[Collection entries]

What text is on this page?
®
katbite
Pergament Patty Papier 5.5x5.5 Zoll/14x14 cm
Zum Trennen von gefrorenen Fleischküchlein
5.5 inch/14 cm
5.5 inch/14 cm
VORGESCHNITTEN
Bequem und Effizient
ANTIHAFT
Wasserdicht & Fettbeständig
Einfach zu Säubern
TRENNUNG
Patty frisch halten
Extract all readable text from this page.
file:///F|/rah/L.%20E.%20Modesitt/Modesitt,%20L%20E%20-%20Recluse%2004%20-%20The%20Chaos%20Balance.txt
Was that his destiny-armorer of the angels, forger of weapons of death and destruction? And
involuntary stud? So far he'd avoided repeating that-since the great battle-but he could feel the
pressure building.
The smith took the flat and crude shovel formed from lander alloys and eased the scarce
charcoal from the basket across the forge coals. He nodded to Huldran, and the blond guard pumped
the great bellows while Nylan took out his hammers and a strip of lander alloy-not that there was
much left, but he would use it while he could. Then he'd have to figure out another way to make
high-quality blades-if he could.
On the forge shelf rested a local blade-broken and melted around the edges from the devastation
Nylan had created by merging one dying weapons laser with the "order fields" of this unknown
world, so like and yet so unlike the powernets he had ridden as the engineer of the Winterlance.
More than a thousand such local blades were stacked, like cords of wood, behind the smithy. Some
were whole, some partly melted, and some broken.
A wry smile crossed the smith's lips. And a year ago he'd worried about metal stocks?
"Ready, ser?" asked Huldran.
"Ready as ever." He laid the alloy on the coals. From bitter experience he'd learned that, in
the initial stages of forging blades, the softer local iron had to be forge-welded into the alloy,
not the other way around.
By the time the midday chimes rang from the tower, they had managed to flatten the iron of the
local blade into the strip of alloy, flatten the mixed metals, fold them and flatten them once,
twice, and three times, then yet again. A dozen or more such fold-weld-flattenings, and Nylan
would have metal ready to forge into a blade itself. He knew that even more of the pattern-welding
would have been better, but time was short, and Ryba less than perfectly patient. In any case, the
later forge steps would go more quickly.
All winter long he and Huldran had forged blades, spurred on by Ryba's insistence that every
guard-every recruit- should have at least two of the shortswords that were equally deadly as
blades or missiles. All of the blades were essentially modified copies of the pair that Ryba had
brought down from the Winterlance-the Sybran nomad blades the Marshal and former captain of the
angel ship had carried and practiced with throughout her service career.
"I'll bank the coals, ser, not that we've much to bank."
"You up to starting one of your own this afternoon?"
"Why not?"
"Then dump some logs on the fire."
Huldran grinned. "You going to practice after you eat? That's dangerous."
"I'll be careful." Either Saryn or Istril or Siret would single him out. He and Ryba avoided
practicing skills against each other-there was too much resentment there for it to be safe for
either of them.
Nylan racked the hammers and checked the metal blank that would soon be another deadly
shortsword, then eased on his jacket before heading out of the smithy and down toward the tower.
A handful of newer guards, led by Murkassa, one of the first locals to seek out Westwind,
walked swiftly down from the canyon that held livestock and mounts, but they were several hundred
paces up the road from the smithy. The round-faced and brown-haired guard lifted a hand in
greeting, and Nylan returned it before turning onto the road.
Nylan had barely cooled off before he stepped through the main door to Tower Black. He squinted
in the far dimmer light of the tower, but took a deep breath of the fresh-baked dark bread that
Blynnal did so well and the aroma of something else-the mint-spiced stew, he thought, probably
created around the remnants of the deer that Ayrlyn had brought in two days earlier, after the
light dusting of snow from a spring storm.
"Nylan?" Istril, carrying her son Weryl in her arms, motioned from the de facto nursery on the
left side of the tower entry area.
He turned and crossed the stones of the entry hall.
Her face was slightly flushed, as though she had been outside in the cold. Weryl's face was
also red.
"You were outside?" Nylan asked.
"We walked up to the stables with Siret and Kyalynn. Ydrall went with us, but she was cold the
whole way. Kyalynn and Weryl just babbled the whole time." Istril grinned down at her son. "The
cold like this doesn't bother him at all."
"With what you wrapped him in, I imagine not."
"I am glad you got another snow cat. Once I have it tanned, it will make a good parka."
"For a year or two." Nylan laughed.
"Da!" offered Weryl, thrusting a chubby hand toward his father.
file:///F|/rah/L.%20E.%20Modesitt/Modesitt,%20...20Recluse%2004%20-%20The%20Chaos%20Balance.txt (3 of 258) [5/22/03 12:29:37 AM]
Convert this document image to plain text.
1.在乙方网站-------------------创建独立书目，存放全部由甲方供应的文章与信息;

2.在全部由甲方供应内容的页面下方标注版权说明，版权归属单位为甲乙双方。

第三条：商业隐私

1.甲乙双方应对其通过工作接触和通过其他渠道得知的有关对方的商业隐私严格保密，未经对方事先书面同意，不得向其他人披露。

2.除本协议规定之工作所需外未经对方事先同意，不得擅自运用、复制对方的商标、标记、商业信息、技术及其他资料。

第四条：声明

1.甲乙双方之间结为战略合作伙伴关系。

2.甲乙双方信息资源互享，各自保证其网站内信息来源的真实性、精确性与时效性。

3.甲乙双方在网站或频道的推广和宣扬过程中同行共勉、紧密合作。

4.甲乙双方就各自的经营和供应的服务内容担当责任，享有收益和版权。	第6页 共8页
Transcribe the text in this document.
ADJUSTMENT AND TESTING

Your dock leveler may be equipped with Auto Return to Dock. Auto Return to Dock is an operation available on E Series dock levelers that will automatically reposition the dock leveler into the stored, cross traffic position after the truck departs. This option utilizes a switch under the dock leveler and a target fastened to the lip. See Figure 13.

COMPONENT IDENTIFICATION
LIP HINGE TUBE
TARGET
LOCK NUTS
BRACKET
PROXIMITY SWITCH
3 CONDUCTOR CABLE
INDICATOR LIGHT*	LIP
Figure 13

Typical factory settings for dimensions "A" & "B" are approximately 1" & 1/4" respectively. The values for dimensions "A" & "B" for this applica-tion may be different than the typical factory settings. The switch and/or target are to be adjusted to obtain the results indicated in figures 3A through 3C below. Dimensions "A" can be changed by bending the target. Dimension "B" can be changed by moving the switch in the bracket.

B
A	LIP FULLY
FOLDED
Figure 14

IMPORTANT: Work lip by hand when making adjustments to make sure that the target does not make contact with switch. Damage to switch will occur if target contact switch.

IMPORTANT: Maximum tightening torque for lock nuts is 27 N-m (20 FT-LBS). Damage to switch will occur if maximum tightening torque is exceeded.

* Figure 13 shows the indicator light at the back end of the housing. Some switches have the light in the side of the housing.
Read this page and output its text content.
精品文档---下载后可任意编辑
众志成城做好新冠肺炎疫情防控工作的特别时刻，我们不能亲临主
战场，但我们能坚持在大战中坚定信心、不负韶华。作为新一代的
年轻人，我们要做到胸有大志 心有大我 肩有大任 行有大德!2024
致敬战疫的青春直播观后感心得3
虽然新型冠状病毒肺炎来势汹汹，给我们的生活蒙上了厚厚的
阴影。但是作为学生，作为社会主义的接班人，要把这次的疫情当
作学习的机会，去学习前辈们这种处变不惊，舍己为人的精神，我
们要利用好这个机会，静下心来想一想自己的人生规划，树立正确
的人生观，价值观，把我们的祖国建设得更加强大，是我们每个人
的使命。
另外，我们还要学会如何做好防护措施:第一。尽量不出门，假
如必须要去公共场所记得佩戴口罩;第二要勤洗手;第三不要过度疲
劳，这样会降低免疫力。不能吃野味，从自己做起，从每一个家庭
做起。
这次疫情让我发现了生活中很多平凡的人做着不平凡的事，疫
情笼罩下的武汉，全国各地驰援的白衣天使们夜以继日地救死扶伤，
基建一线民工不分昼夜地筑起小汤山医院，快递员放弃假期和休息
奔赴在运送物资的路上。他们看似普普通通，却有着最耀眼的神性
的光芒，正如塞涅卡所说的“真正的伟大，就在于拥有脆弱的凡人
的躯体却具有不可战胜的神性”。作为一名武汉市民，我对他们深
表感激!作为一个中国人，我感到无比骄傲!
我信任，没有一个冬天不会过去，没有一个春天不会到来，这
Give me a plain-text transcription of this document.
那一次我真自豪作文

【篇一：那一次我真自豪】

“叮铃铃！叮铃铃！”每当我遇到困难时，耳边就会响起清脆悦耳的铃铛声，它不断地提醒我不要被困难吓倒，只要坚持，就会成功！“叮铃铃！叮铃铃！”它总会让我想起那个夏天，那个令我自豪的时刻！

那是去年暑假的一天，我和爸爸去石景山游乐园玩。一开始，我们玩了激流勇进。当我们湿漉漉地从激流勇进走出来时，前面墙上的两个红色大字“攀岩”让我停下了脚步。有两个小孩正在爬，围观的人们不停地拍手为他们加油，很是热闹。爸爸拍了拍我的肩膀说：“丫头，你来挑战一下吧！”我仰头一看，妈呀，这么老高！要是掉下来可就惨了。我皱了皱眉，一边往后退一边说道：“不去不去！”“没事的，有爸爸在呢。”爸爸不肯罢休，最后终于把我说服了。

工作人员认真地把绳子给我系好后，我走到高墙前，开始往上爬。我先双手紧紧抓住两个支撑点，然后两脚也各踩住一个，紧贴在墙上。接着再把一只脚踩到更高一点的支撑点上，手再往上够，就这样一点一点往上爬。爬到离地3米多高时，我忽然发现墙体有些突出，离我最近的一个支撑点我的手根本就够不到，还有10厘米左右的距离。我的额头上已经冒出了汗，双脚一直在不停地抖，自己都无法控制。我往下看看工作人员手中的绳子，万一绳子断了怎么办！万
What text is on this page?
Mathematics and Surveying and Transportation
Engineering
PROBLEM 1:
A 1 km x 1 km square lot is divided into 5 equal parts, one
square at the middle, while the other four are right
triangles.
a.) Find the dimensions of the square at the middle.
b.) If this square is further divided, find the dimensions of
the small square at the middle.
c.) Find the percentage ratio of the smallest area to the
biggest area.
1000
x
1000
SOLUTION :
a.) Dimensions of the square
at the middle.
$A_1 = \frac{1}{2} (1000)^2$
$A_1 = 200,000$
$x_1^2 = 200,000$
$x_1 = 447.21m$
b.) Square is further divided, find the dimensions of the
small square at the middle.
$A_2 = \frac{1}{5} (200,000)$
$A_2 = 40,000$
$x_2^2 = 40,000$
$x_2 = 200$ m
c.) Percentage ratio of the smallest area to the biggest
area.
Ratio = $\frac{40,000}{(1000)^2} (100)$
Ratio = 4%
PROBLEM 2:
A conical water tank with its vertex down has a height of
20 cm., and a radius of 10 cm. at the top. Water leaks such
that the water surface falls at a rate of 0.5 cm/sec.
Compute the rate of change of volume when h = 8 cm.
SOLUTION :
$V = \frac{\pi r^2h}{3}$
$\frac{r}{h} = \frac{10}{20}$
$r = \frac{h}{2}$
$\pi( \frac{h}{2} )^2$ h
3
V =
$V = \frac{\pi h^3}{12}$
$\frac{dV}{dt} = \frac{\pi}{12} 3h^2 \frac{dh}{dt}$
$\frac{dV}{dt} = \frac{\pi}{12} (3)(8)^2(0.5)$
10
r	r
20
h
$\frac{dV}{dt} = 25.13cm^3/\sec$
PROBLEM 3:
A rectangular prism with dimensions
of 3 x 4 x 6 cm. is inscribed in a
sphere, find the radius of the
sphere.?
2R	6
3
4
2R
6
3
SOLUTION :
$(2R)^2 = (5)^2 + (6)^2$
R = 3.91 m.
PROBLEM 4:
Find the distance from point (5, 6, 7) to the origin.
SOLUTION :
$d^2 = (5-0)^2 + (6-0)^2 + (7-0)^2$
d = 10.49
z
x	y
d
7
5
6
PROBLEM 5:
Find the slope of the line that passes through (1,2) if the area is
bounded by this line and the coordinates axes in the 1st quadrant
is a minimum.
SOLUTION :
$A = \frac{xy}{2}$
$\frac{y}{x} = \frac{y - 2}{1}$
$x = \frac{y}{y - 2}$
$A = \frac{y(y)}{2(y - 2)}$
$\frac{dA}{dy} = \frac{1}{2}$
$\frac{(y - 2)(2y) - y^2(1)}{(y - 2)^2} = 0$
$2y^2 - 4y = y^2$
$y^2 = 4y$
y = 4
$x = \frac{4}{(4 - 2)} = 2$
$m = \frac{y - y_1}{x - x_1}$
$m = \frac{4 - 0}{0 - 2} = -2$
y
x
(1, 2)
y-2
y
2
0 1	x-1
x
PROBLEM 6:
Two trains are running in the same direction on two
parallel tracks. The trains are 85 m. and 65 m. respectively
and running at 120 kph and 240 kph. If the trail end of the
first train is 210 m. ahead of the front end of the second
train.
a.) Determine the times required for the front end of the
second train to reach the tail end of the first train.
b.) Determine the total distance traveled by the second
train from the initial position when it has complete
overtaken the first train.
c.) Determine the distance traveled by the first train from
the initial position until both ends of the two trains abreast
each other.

YOUR INSTRUCTIONS: Provide only the count of lines in the material above that hold the word "Istril".

IN RESPONSE: 3